• **Written instruction**: Every entry must be copied word for word.

• **Raw data**:
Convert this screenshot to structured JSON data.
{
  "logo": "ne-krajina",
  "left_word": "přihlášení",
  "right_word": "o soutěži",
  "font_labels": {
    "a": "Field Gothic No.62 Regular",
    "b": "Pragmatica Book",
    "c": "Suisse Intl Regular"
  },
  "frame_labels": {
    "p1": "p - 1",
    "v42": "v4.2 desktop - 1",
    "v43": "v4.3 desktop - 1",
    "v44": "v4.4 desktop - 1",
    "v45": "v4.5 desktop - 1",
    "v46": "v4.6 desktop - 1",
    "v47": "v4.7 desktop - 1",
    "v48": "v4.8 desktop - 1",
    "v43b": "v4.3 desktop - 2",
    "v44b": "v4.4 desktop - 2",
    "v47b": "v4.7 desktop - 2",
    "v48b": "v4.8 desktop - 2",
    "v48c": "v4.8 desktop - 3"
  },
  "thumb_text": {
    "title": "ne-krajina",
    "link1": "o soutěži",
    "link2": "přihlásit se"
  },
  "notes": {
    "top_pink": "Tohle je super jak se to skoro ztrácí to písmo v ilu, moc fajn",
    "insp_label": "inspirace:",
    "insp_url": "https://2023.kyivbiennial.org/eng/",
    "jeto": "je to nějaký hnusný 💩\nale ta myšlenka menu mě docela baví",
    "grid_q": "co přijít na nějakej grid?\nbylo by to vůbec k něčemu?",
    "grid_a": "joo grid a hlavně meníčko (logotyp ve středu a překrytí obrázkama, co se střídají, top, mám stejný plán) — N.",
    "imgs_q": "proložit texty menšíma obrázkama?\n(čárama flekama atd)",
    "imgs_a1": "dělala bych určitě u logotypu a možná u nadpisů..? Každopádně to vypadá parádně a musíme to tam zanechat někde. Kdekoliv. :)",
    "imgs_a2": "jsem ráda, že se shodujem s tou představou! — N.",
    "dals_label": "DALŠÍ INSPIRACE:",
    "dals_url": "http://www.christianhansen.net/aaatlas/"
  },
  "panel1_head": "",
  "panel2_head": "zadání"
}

• **Result of this exercise**:
Convert this screenshot to structured JSON data.
{
  "logo": "ne-krajina",
  "left_word": "přihlášení",
  "right_word": "o soutěži",
  "font_labels": {
    "a": "Field Gothic No.62 Regular",
    "b": "Pragmatica Book",
    "c": "Suisse Intl Regular"
  },
  "frame_labels": {
    "p1": "p - 1",
    "v42": "v4.2 desktop - 1",
    "v43": "v4.3 desktop - 1",
    "v44": "v4.4 desktop - 1",
    "v45": "v4.5 desktop - 1",
    "v46": "v4.6 desktop - 1",
    "v47": "v4.7 desktop - 1",
    "v48": "v4.8 desktop - 1",
    "v43b": "v4.3 desktop - 2",
    "v44b": "v4.4 desktop - 2",
    "v47b": "v4.7 desktop - 2",
    "v48b": "v4.8 desktop - 2",
    "v48c": "v4.8 desktop - 3"
  },
  "thumb_text": {
    "title": "ne-krajina",
    "link1": "o soutěži",
    "link2": "přihlásit se"
  },
  "notes": {
    "top_pink": "Tohle je super jak se to skoro ztrácí to písmo v ilu, moc fajn",
    "insp_label": "inspirace:",
    "insp_url": "https://2023.kyivbiennial.org/eng/",
    "jeto": "je to nějaký hnusný 💩\nale ta myšlenka menu mě docela baví",
    "grid_q": "co přijít na nějakej grid?\nbylo by to vůbec k něčemu?",
    "grid_a": "joo grid a hlavně meníčko (logotyp ve středu a překrytí obrázkama, co se střídají, top, mám stejný plán) — N.",
    "imgs_q": "proložit texty menšíma obrázkama?\n(čárama flekama atd)",
    "imgs_a1": "dělala bych určitě u logotypu a možná u nadpisů..? Každopádně to vypadá parádně a musíme to tam zanechat někde. Kdekoliv. :)",
    "imgs_a2": "jsem ráda, že se shodujem s tou představou! — N.",
    "dals_label": "DALŠÍ INSPIRACE:",
    "dals_url": "http://www.christianhansen.net/aaatlas/"
  },
  "panel1_head": "",
  "panel2_head": "zadání"
}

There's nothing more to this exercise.